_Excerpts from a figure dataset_
* * * * *
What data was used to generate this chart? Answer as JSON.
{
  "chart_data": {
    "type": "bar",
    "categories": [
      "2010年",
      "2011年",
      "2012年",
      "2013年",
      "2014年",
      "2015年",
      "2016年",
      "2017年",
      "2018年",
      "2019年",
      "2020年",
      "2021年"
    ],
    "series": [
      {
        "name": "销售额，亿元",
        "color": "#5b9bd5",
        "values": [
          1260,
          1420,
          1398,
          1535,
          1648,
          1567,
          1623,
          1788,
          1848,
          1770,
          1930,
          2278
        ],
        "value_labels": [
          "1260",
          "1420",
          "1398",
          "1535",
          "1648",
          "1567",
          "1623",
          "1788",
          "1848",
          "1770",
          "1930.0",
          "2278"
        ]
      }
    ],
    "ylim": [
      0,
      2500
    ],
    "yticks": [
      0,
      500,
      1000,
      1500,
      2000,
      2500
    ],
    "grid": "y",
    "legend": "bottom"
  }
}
* * * * *
_EXERCISE PROMPT_
Set down all of the records shown above once more, exactly.

_FINISHED ANSWER_
What data was used to generate this chart? Answer as JSON.
{
  "chart_data": {
    "type": "bar",
    "categories": [
      "2010年",
      "2011年",
      "2012年",
      "2013年",
      "2014年",
      "2015年",
      "2016年",
      "2017年",
      "2018年",
      "2019年",
      "2020年",
      "2021年"
    ],
    "series": [
      {
        "name": "销售额，亿元",
        "color": "#5b9bd5",
        "values": [
          1260,
          1420,
          1398,
          1535,
          1648,
          1567,
          1623,
          1788,
          1848,
          1770,
          1930,
          2278
        ],
        "value_labels": [
          "1260",
          "1420",
          "1398",
          "1535",
          "1648",
          "1567",
          "1623",
          "1788",
          "1848",
          "1770",
          "1930.0",
          "2278"
        ]
      }
    ],
    "ylim": [
      0,
      2500
    ],
    "yticks": [
      0,
      500,
      1000,
      1500,
      2000,
      2500
    ],
    "grid": "y",
    "legend": "bottom"
  }
}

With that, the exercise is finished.